Work required: The entries below should be quoted exactly, with no pictures carried over.

Records for this task:
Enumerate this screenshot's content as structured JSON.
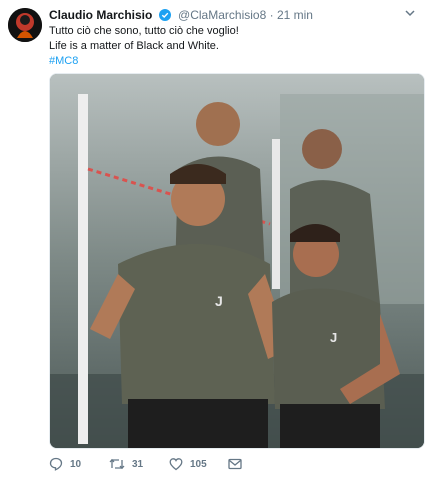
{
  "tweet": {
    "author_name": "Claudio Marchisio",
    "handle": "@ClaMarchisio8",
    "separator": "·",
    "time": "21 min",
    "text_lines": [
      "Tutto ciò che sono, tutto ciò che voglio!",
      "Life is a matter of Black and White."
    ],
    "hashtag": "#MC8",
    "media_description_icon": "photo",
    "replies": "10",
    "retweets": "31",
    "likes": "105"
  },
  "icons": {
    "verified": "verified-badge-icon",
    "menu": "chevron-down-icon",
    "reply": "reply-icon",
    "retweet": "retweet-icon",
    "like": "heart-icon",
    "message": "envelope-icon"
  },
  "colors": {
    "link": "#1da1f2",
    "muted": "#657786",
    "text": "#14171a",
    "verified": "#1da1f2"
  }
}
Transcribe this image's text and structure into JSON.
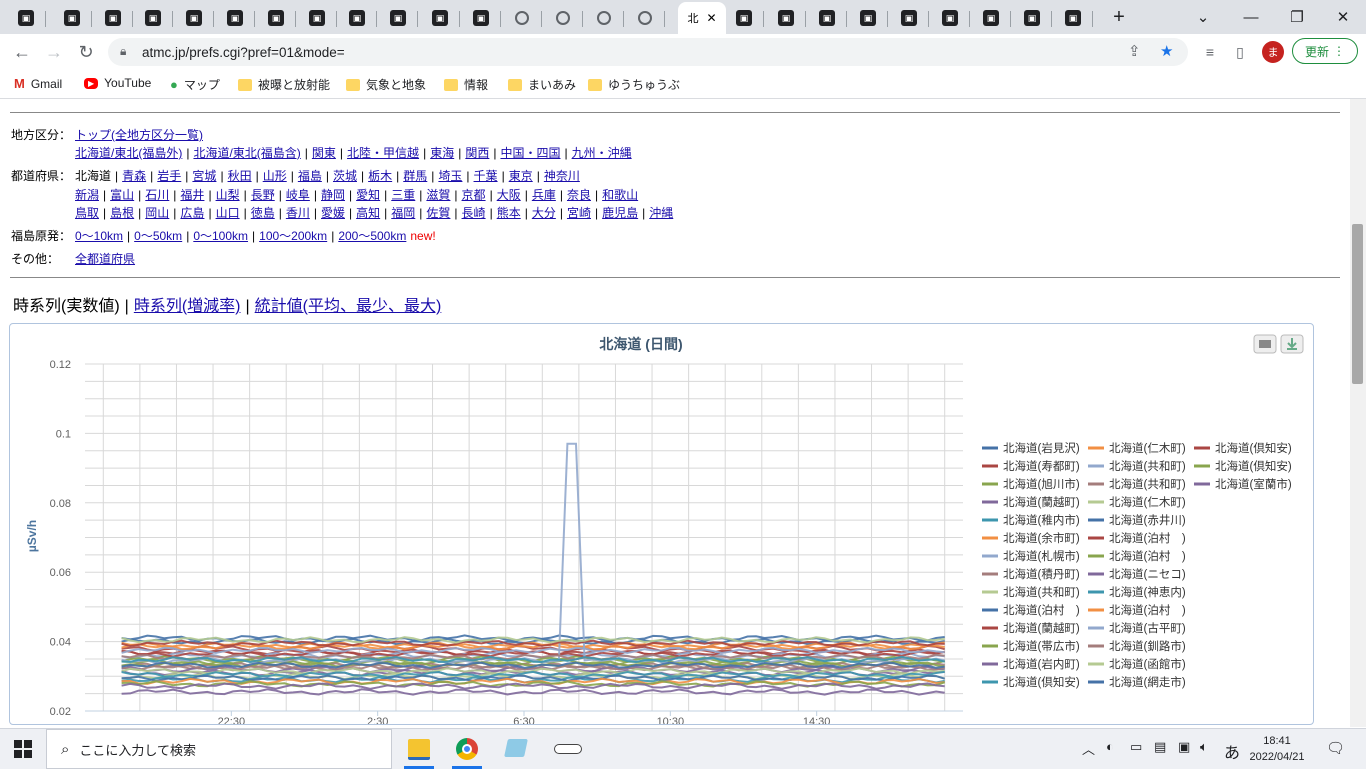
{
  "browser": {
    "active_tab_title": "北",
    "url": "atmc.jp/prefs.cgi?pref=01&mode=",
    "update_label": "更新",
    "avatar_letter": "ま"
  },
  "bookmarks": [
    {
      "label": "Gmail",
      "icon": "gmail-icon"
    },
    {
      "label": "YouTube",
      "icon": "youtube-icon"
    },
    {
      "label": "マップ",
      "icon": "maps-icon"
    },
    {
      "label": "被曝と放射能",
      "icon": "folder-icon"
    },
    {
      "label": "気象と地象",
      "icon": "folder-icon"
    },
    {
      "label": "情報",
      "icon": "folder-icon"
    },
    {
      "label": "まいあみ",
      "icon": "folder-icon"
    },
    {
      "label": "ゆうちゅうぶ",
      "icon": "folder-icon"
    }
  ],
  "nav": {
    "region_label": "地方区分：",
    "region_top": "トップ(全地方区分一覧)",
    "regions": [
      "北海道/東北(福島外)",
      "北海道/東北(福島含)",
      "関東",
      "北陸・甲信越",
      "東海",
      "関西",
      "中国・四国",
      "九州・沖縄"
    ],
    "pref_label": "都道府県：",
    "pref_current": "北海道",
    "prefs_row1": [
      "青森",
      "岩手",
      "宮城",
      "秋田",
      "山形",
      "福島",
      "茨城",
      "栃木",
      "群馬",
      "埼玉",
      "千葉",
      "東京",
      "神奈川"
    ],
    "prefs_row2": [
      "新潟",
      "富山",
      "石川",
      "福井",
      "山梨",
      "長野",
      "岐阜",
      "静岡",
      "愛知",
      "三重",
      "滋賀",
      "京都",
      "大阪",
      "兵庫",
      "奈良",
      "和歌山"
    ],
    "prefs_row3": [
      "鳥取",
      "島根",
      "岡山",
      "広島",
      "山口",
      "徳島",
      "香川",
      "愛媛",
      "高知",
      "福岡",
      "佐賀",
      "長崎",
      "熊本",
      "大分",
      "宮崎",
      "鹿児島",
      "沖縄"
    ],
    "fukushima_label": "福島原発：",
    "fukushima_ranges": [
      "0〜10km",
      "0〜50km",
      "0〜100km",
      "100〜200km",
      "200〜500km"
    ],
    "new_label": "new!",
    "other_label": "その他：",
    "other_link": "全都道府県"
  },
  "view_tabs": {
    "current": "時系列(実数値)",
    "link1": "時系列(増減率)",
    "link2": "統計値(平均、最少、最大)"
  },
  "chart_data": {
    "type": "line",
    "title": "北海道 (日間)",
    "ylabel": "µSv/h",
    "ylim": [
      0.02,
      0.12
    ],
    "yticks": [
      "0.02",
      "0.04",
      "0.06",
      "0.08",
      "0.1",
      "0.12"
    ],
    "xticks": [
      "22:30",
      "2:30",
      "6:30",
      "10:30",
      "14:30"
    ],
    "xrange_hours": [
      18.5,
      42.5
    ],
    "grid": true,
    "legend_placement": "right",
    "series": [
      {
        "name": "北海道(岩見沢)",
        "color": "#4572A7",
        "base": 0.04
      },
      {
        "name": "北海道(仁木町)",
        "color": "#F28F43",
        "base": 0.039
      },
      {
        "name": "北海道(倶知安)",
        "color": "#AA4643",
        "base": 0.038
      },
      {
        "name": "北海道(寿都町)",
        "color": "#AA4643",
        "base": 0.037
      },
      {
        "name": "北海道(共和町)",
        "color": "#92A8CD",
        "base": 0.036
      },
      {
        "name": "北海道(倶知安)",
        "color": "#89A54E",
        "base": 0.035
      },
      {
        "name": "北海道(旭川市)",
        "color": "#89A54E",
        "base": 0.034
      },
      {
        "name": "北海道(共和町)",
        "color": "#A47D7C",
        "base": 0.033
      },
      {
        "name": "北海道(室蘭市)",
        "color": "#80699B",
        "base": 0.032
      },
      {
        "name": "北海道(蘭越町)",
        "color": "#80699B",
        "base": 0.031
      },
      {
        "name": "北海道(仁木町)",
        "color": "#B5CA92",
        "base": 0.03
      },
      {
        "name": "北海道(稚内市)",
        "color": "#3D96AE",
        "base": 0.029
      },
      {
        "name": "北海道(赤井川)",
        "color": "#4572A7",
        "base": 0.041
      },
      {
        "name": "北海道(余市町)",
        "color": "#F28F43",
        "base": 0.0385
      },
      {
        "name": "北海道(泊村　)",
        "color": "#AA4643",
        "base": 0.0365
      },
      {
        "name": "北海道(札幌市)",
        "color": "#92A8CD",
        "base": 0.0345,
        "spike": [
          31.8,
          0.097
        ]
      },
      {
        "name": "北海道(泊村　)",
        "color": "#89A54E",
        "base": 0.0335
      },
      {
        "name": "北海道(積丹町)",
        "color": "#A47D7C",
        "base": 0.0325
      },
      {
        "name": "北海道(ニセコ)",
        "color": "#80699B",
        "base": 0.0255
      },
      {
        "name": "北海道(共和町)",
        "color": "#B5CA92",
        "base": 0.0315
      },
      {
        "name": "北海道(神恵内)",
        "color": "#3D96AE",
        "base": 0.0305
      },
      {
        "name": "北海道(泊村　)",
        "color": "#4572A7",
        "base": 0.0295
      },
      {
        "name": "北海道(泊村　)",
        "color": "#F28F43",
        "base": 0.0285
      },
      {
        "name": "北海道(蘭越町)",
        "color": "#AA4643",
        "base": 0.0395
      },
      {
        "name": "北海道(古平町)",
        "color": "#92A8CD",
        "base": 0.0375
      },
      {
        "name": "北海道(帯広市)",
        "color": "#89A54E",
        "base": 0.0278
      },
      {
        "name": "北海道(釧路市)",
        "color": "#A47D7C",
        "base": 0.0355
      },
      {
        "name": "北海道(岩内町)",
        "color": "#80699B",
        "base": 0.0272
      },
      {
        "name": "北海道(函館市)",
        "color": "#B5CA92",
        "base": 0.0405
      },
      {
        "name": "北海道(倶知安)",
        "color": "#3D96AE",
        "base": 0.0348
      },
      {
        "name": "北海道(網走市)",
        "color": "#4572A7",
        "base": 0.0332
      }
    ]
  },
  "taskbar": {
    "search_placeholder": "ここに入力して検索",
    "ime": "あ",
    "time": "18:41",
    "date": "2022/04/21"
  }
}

Solution below:
Enumerate this screenshot's content as structured JSON.
{
  "tweet": {
    "author_name": "Claudio Marchisio",
    "handle": "@ClaMarchisio8",
    "separator": "·",
    "time": "21 min",
    "text_lines": [
      "Tutto ciò che sono, tutto ciò che voglio!",
      "Life is a matter of Black and White."
    ],
    "hashtag": "#MC8",
    "media_description_icon": "photo",
    "replies": "10",
    "retweets": "31",
    "likes": "105"
  },
  "icons": {
    "verified": "verified-badge-icon",
    "menu": "chevron-down-icon",
    "reply": "reply-icon",
    "retweet": "retweet-icon",
    "like": "heart-icon",
    "message": "envelope-icon"
  },
  "colors": {
    "link": "#1da1f2",
    "muted": "#657786",
    "text": "#14171a",
    "verified": "#1da1f2"
  }
}
Transcribe this image's text and structure into JSON.
{
  "browser": {
    "active_tab_title": "北",
    "url": "atmc.jp/prefs.cgi?pref=01&mode=",
    "update_label": "更新",
    "avatar_letter": "ま"
  },
  "bookmarks": [
    {
      "label": "Gmail",
      "icon": "gmail-icon"
    },
    {
      "label": "YouTube",
      "icon": "youtube-icon"
    },
    {
      "label": "マップ",
      "icon": "maps-icon"
    },
    {
      "label": "被曝と放射能",
      "icon": "folder-icon"
    },
    {
      "label": "気象と地象",
      "icon": "folder-icon"
    },
    {
      "label": "情報",
      "icon": "folder-icon"
    },
    {
      "label": "まいあみ",
      "icon": "folder-icon"
    },
    {
      "label": "ゆうちゅうぶ",
      "icon": "folder-icon"
    }
  ],
  "nav": {
    "region_label": "地方区分：",
    "region_top": "トップ(全地方区分一覧)",
    "regions": [
      "北海道/東北(福島外)",
      "北海道/東北(福島含)",
      "関東",
      "北陸・甲信越",
      "東海",
      "関西",
      "中国・四国",
      "九州・沖縄"
    ],
    "pref_label": "都道府県：",
    "pref_current": "北海道",
    "prefs_row1": [
      "青森",
      "岩手",
      "宮城",
      "秋田",
      "山形",
      "福島",
      "茨城",
      "栃木",
      "群馬",
      "埼玉",
      "千葉",
      "東京",
      "神奈川"
    ],
    "prefs_row2": [
      "新潟",
      "富山",
      "石川",
      "福井",
      "山梨",
      "長野",
      "岐阜",
      "静岡",
      "愛知",
      "三重",
      "滋賀",
      "京都",
      "大阪",
      "兵庫",
      "奈良",
      "和歌山"
    ],
    "prefs_row3": [
      "鳥取",
      "島根",
      "岡山",
      "広島",
      "山口",
      "徳島",
      "香川",
      "愛媛",
      "高知",
      "福岡",
      "佐賀",
      "長崎",
      "熊本",
      "大分",
      "宮崎",
      "鹿児島",
      "沖縄"
    ],
    "fukushima_label": "福島原発：",
    "fukushima_ranges": [
      "0〜10km",
      "0〜50km",
      "0〜100km",
      "100〜200km",
      "200〜500km"
    ],
    "new_label": "new!",
    "other_label": "その他：",
    "other_link": "全都道府県"
  },
  "view_tabs": {
    "current": "時系列(実数値)",
    "link1": "時系列(増減率)",
    "link2": "統計値(平均、最少、最大)"
  },
  "chart_data": {
    "type": "line",
    "title": "北海道 (日間)",
    "ylabel": "µSv/h",
    "ylim": [
      0.02,
      0.12
    ],
    "yticks": [
      "0.02",
      "0.04",
      "0.06",
      "0.08",
      "0.1",
      "0.12"
    ],
    "xticks": [
      "22:30",
      "2:30",
      "6:30",
      "10:30",
      "14:30"
    ],
    "xrange_hours": [
      18.5,
      42.5
    ],
    "grid": true,
    "legend_placement": "right",
    "series": [
      {
        "name": "北海道(岩見沢)",
        "color": "#4572A7",
        "base": 0.04
      },
      {
        "name": "北海道(仁木町)",
        "color": "#F28F43",
        "base": 0.039
      },
      {
        "name": "北海道(倶知安)",
        "color": "#AA4643",
        "base": 0.038
      },
      {
        "name": "北海道(寿都町)",
        "color": "#AA4643",
        "base": 0.037
      },
      {
        "name": "北海道(共和町)",
        "color": "#92A8CD",
        "base": 0.036
      },
      {
        "name": "北海道(倶知安)",
        "color": "#89A54E",
        "base": 0.035
      },
      {
        "name": "北海道(旭川市)",
        "color": "#89A54E",
        "base": 0.034
      },
      {
        "name": "北海道(共和町)",
        "color": "#A47D7C",
        "base": 0.033
      },
      {
        "name": "北海道(室蘭市)",
        "color": "#80699B",
        "base": 0.032
      },
      {
        "name": "北海道(蘭越町)",
        "color": "#80699B",
        "base": 0.031
      },
      {
        "name": "北海道(仁木町)",
        "color": "#B5CA92",
        "base": 0.03
      },
      {
        "name": "北海道(稚内市)",
        "color": "#3D96AE",
        "base": 0.029
      },
      {
        "name": "北海道(赤井川)",
        "color": "#4572A7",
        "base": 0.041
      },
      {
        "name": "北海道(余市町)",
        "color": "#F28F43",
        "base": 0.0385
      },
      {
        "name": "北海道(泊村　)",
        "color": "#AA4643",
        "base": 0.0365
      },
      {
        "name": "北海道(札幌市)",
        "color": "#92A8CD",
        "base": 0.0345,
        "spike": [
          31.8,
          0.097
        ]
      },
      {
        "name": "北海道(泊村　)",
        "color": "#89A54E",
        "base": 0.0335
      },
      {
        "name": "北海道(積丹町)",
        "color": "#A47D7C",
        "base": 0.0325
      },
      {
        "name": "北海道(ニセコ)",
        "color": "#80699B",
        "base": 0.0255
      },
      {
        "name": "北海道(共和町)",
        "color": "#B5CA92",
        "base": 0.0315
      },
      {
        "name": "北海道(神恵内)",
        "color": "#3D96AE",
        "base": 0.0305
      },
      {
        "name": "北海道(泊村　)",
        "color": "#4572A7",
        "base": 0.0295
      },
      {
        "name": "北海道(泊村　)",
        "color": "#F28F43",
        "base": 0.0285
      },
      {
        "name": "北海道(蘭越町)",
        "color": "#AA4643",
        "base": 0.0395
      },
      {
        "name": "北海道(古平町)",
        "color": "#92A8CD",
        "base": 0.0375
      },
      {
        "name": "北海道(帯広市)",
        "color": "#89A54E",
        "base": 0.0278
      },
      {
        "name": "北海道(釧路市)",
        "color": "#A47D7C",
        "base": 0.0355
      },
      {
        "name": "北海道(岩内町)",
        "color": "#80699B",
        "base": 0.0272
      },
      {
        "name": "北海道(函館市)",
        "color": "#B5CA92",
        "base": 0.0405
      },
      {
        "name": "北海道(倶知安)",
        "color": "#3D96AE",
        "base": 0.0348
      },
      {
        "name": "北海道(網走市)",
        "color": "#4572A7",
        "base": 0.0332
      }
    ]
  },
  "taskbar": {
    "search_placeholder": "ここに入力して検索",
    "ime": "あ",
    "time": "18:41",
    "date": "2022/04/21"
  }
}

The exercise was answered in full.